◆ **OBJECTIVE**
Write out all of the entries exactly, please.

◆ **DATA SUPPLIED**
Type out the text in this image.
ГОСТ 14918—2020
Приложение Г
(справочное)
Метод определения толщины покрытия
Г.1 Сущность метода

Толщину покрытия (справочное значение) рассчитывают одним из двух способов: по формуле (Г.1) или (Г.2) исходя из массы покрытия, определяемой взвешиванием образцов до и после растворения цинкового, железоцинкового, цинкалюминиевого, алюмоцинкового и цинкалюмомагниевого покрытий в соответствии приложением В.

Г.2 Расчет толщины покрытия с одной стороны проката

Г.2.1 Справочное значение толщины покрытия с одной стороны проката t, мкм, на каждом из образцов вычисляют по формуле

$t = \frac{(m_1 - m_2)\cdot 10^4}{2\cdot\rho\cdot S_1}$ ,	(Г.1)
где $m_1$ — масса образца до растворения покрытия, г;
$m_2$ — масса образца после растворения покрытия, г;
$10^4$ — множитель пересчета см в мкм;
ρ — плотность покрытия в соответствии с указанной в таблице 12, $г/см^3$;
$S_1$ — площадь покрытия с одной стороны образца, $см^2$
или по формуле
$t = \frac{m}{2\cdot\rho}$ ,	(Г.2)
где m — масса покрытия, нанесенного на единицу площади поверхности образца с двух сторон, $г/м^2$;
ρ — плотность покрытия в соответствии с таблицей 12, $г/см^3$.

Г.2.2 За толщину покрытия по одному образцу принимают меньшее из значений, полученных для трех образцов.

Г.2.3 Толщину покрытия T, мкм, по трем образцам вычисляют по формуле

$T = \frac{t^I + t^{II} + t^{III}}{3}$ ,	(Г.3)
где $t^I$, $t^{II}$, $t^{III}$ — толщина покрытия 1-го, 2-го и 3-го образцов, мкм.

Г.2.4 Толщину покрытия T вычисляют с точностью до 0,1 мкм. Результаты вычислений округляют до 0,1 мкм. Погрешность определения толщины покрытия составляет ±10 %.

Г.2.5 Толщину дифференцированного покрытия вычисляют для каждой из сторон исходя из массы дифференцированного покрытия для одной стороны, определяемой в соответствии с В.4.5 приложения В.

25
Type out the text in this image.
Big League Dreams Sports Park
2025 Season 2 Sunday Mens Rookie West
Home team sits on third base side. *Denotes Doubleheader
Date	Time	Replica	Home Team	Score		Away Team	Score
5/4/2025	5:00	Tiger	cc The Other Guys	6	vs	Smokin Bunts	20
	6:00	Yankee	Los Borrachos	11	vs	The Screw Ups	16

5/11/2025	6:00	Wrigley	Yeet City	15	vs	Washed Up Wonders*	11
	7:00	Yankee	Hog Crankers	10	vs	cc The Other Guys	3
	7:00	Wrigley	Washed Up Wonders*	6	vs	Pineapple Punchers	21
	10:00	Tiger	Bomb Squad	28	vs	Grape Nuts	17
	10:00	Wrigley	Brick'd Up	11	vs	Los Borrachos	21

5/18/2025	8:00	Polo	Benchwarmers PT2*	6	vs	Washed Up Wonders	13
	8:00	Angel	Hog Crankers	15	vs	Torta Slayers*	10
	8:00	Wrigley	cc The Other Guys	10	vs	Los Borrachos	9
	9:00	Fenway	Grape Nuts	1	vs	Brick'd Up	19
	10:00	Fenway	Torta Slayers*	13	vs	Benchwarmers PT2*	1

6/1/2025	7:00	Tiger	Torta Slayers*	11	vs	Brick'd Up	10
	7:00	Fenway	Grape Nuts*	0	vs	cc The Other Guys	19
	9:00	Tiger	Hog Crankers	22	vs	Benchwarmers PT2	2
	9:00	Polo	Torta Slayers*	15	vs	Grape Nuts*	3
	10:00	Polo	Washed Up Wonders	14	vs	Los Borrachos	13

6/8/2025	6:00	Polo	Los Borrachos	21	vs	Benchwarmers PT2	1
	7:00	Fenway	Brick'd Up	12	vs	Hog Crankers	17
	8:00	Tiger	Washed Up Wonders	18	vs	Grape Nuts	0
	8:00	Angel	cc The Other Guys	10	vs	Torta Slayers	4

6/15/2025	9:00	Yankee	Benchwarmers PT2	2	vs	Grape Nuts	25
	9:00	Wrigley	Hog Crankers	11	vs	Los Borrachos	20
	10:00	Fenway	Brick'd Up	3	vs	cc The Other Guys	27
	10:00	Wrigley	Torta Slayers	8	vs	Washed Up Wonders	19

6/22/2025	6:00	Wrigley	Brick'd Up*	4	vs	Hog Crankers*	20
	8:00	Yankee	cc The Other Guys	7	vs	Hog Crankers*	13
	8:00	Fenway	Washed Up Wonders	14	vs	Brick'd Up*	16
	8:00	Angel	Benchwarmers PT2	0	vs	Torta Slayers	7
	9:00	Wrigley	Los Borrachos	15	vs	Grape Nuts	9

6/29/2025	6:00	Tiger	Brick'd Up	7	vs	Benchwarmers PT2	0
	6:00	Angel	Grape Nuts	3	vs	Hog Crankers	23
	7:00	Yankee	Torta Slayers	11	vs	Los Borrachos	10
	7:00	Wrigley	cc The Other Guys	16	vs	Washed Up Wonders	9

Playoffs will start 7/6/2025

◆ **RESULT FOR THIS EXERCISE**
Type out the text in this image.
ГОСТ 14918—2020
Приложение Г
(справочное)
Метод определения толщины покрытия
Г.1 Сущность метода

Толщину покрытия (справочное значение) рассчитывают одним из двух способов: по формуле (Г.1) или (Г.2) исходя из массы покрытия, определяемой взвешиванием образцов до и после растворения цинкового, железоцинкового, цинкалюминиевого, алюмоцинкового и цинкалюмомагниевого покрытий в соответствии приложением В.

Г.2 Расчет толщины покрытия с одной стороны проката

Г.2.1 Справочное значение толщины покрытия с одной стороны проката t, мкм, на каждом из образцов вычисляют по формуле

$t = \frac{(m_1 - m_2)\cdot 10^4}{2\cdot\rho\cdot S_1}$ ,	(Г.1)
где $m_1$ — масса образца до растворения покрытия, г;
$m_2$ — масса образца после растворения покрытия, г;
$10^4$ — множитель пересчета см в мкм;
ρ — плотность покрытия в соответствии с указанной в таблице 12, $г/см^3$;
$S_1$ — площадь покрытия с одной стороны образца, $см^2$
или по формуле
$t = \frac{m}{2\cdot\rho}$ ,	(Г.2)
где m — масса покрытия, нанесенного на единицу площади поверхности образца с двух сторон, $г/м^2$;
ρ — плотность покрытия в соответствии с таблицей 12, $г/см^3$.

Г.2.2 За толщину покрытия по одному образцу принимают меньшее из значений, полученных для трех образцов.

Г.2.3 Толщину покрытия T, мкм, по трем образцам вычисляют по формуле

$T = \frac{t^I + t^{II} + t^{III}}{3}$ ,	(Г.3)
где $t^I$, $t^{II}$, $t^{III}$ — толщина покрытия 1-го, 2-го и 3-го образцов, мкм.

Г.2.4 Толщину покрытия T вычисляют с точностью до 0,1 мкм. Результаты вычислений округляют до 0,1 мкм. Погрешность определения толщины покрытия составляет ±10 %.

Г.2.5 Толщину дифференцированного покрытия вычисляют для каждой из сторон исходя из массы дифференцированного покрытия для одной стороны, определяемой в соответствии с В.4.5 приложения В.

25
Type out the text in this image.
Big League Dreams Sports Park
2025 Season 2 Sunday Mens Rookie West
Home team sits on third base side. *Denotes Doubleheader
Date	Time	Replica	Home Team	Score		Away Team	Score
5/4/2025	5:00	Tiger	cc The Other Guys	6	vs	Smokin Bunts	20
	6:00	Yankee	Los Borrachos	11	vs	The Screw Ups	16

5/11/2025	6:00	Wrigley	Yeet City	15	vs	Washed Up Wonders*	11
	7:00	Yankee	Hog Crankers	10	vs	cc The Other Guys	3
	7:00	Wrigley	Washed Up Wonders*	6	vs	Pineapple Punchers	21
	10:00	Tiger	Bomb Squad	28	vs	Grape Nuts	17
	10:00	Wrigley	Brick'd Up	11	vs	Los Borrachos	21

5/18/2025	8:00	Polo	Benchwarmers PT2*	6	vs	Washed Up Wonders	13
	8:00	Angel	Hog Crankers	15	vs	Torta Slayers*	10
	8:00	Wrigley	cc The Other Guys	10	vs	Los Borrachos	9
	9:00	Fenway	Grape Nuts	1	vs	Brick'd Up	19
	10:00	Fenway	Torta Slayers*	13	vs	Benchwarmers PT2*	1

6/1/2025	7:00	Tiger	Torta Slayers*	11	vs	Brick'd Up	10
	7:00	Fenway	Grape Nuts*	0	vs	cc The Other Guys	19
	9:00	Tiger	Hog Crankers	22	vs	Benchwarmers PT2	2
	9:00	Polo	Torta Slayers*	15	vs	Grape Nuts*	3
	10:00	Polo	Washed Up Wonders	14	vs	Los Borrachos	13

6/8/2025	6:00	Polo	Los Borrachos	21	vs	Benchwarmers PT2	1
	7:00	Fenway	Brick'd Up	12	vs	Hog Crankers	17
	8:00	Tiger	Washed Up Wonders	18	vs	Grape Nuts	0
	8:00	Angel	cc The Other Guys	10	vs	Torta Slayers	4

6/15/2025	9:00	Yankee	Benchwarmers PT2	2	vs	Grape Nuts	25
	9:00	Wrigley	Hog Crankers	11	vs	Los Borrachos	20
	10:00	Fenway	Brick'd Up	3	vs	cc The Other Guys	27
	10:00	Wrigley	Torta Slayers	8	vs	Washed Up Wonders	19

6/22/2025	6:00	Wrigley	Brick'd Up*	4	vs	Hog Crankers*	20
	8:00	Yankee	cc The Other Guys	7	vs	Hog Crankers*	13
	8:00	Fenway	Washed Up Wonders	14	vs	Brick'd Up*	16
	8:00	Angel	Benchwarmers PT2	0	vs	Torta Slayers	7
	9:00	Wrigley	Los Borrachos	15	vs	Grape Nuts	9

6/29/2025	6:00	Tiger	Brick'd Up	7	vs	Benchwarmers PT2	0
	6:00	Angel	Grape Nuts	3	vs	Hog Crankers	23
	7:00	Yankee	Torta Slayers	11	vs	Los Borrachos	10
	7:00	Wrigley	cc The Other Guys	16	vs	Washed Up Wonders	9

Playoffs will start 7/6/2025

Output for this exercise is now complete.